=== Aim of the exercise ===
Copy every line that mentions the word "coverage".

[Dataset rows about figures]
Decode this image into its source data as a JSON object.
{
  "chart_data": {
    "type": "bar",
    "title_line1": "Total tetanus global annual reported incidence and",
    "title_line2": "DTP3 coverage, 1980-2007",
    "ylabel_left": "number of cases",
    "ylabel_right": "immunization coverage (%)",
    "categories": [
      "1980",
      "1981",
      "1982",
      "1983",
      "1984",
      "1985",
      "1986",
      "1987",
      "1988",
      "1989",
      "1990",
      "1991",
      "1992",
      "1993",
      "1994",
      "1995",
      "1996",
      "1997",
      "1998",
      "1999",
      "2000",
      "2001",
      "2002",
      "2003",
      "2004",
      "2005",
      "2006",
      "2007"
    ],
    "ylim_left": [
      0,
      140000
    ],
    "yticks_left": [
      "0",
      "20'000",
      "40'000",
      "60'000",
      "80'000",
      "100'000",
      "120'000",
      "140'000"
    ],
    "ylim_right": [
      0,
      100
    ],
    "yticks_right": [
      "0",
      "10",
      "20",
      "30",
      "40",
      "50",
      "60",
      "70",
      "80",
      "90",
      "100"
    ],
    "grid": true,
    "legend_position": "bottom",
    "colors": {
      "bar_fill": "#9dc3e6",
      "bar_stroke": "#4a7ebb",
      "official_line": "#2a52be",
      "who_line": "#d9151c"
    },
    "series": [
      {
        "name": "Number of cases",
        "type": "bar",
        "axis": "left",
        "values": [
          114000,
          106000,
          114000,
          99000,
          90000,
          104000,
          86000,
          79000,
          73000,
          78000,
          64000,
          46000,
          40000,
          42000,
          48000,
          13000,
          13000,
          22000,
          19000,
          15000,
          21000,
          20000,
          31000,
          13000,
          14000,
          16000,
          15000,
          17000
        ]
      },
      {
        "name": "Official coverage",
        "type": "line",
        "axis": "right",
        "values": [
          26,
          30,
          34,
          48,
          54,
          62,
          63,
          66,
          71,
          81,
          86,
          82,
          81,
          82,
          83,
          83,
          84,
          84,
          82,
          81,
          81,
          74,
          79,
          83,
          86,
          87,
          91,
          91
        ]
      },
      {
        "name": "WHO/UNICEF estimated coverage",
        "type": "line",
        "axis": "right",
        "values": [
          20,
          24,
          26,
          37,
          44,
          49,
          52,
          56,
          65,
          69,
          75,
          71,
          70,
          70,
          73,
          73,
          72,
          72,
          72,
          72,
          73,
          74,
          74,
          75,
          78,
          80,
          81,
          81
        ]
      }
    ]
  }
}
--
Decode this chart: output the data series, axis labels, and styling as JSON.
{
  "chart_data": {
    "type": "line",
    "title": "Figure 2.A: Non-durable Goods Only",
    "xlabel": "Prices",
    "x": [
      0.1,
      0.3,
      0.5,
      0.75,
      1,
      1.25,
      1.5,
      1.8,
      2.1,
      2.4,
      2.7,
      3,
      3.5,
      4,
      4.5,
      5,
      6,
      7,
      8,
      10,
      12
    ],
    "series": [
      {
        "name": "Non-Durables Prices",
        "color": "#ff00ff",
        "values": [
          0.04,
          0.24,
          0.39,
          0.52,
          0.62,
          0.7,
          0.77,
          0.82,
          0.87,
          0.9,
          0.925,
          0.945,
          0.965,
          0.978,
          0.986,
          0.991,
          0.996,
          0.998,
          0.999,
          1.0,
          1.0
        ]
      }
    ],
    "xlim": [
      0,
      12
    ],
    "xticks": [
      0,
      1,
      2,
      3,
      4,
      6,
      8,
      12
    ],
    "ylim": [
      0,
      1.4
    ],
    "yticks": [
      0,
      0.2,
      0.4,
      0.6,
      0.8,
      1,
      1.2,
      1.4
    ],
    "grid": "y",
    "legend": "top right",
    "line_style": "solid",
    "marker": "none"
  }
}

=== Result of this task ===
    "title_line2": "DTP3 coverage, 1980-2007",
    "ylabel_right": "immunization coverage (%)",
        "name": "Official coverage",
        "name": "WHO/UNICEF estimated coverage",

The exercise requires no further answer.